▶ **Exercise objective**:
Each entry must be given again exactly; images do not belong in the copy.
▬▬▬
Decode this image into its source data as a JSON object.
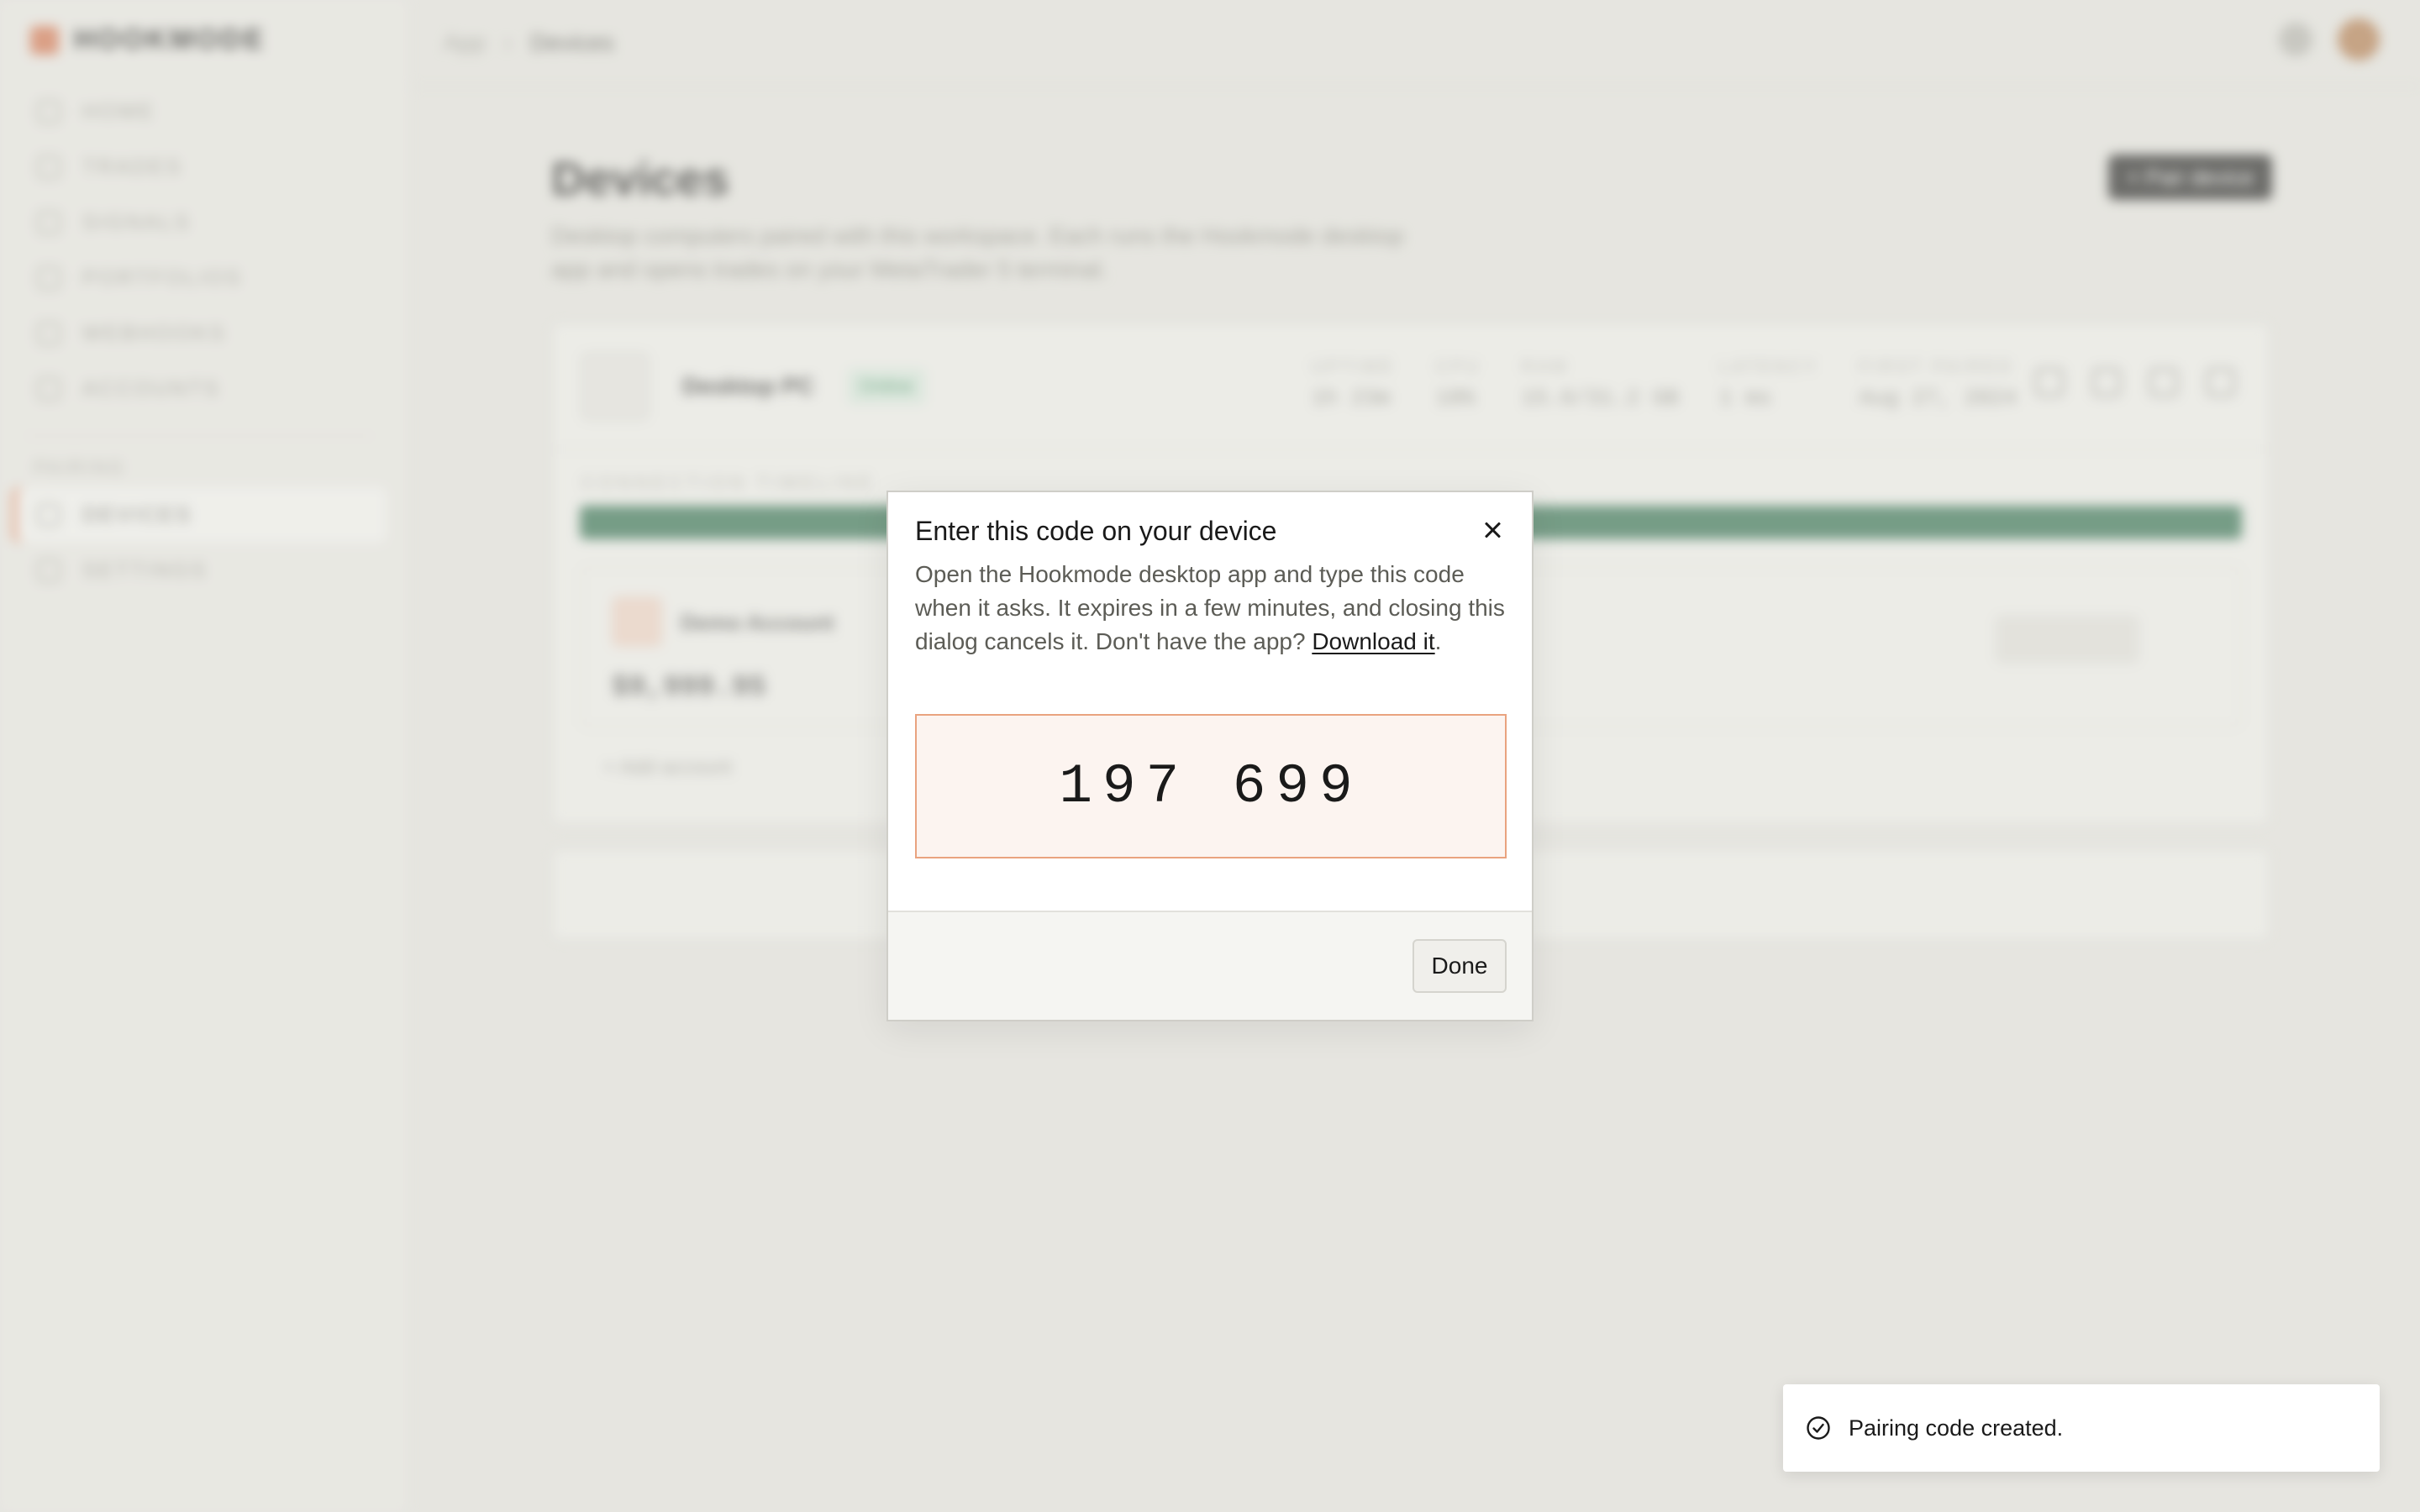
{
  "app": {
    "logo": "HOOKMODE",
    "nav": [
      {
        "label": "HOME"
      },
      {
        "label": "TRADES"
      },
      {
        "label": "SIGNALS"
      },
      {
        "label": "PORTFOLIOS"
      },
      {
        "label": "WEBHOOKS"
      },
      {
        "label": "ACCOUNTS"
      }
    ],
    "nav_section": "PAIRING",
    "nav_pairing": [
      {
        "label": "DEVICES",
        "active": true
      },
      {
        "label": "SETTINGS"
      }
    ],
    "breadcrumb": {
      "root": "App",
      "current": "Devices"
    }
  },
  "page": {
    "title": "Devices",
    "description": "Desktop computers paired with this workspace. Each runs the Hookmode desktop app and opens trades on your MetaTrader 5 terminal.",
    "pair_button": "+ Pair device",
    "device": {
      "name": "Desktop PC",
      "status": "Online",
      "stats": [
        {
          "label": "UPTIME",
          "value": "1h 23m"
        },
        {
          "label": "CPU",
          "value": "18%"
        },
        {
          "label": "RAM",
          "value": "15.6/31.2 GB"
        },
        {
          "label": "LATENCY",
          "value": "1 ms"
        },
        {
          "label": "FIRST PAIRED",
          "value": "Aug 27, 2024"
        }
      ],
      "timeline_label": "CONNECTION TIMELINE",
      "account": {
        "name": "Demo Account",
        "balance": "$9,999.95"
      },
      "add_account": "+ Add account"
    }
  },
  "modal": {
    "title": "Enter this code on your device",
    "body": "Open the Hookmode desktop app and type this code when it asks. It expires in a few minutes, and closing this dialog cancels it. Don't have the app? ",
    "download_link": "Download it",
    "body_end": ".",
    "code": "197 699",
    "done_label": "Done"
  },
  "toast": {
    "message": "Pairing code created."
  },
  "colors": {
    "accent": "#e9a37f",
    "code_bg": "#fcf4f0",
    "timeline": "#2c6e4d"
  }
}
▬▬▬
▶ **Solution for this problem**:
Decode this image into its source data as a JSON object.
{
  "app": {
    "logo": "HOOKMODE",
    "nav": [
      {
        "label": "HOME"
      },
      {
        "label": "TRADES"
      },
      {
        "label": "SIGNALS"
      },
      {
        "label": "PORTFOLIOS"
      },
      {
        "label": "WEBHOOKS"
      },
      {
        "label": "ACCOUNTS"
      }
    ],
    "nav_section": "PAIRING",
    "nav_pairing": [
      {
        "label": "DEVICES",
        "active": true
      },
      {
        "label": "SETTINGS"
      }
    ],
    "breadcrumb": {
      "root": "App",
      "current": "Devices"
    }
  },
  "page": {
    "title": "Devices",
    "description": "Desktop computers paired with this workspace. Each runs the Hookmode desktop app and opens trades on your MetaTrader 5 terminal.",
    "pair_button": "+ Pair device",
    "device": {
      "name": "Desktop PC",
      "status": "Online",
      "stats": [
        {
          "label": "UPTIME",
          "value": "1h 23m"
        },
        {
          "label": "CPU",
          "value": "18%"
        },
        {
          "label": "RAM",
          "value": "15.6/31.2 GB"
        },
        {
          "label": "LATENCY",
          "value": "1 ms"
        },
        {
          "label": "FIRST PAIRED",
          "value": "Aug 27, 2024"
        }
      ],
      "timeline_label": "CONNECTION TIMELINE",
      "account": {
        "name": "Demo Account",
        "balance": "$9,999.95"
      },
      "add_account": "+ Add account"
    }
  },
  "modal": {
    "title": "Enter this code on your device",
    "body": "Open the Hookmode desktop app and type this code when it asks. It expires in a few minutes, and closing this dialog cancels it. Don't have the app? ",
    "download_link": "Download it",
    "body_end": ".",
    "code": "197 699",
    "done_label": "Done"
  },
  "toast": {
    "message": "Pairing code created."
  },
  "colors": {
    "accent": "#e9a37f",
    "code_bg": "#fcf4f0",
    "timeline": "#2c6e4d"
  }
}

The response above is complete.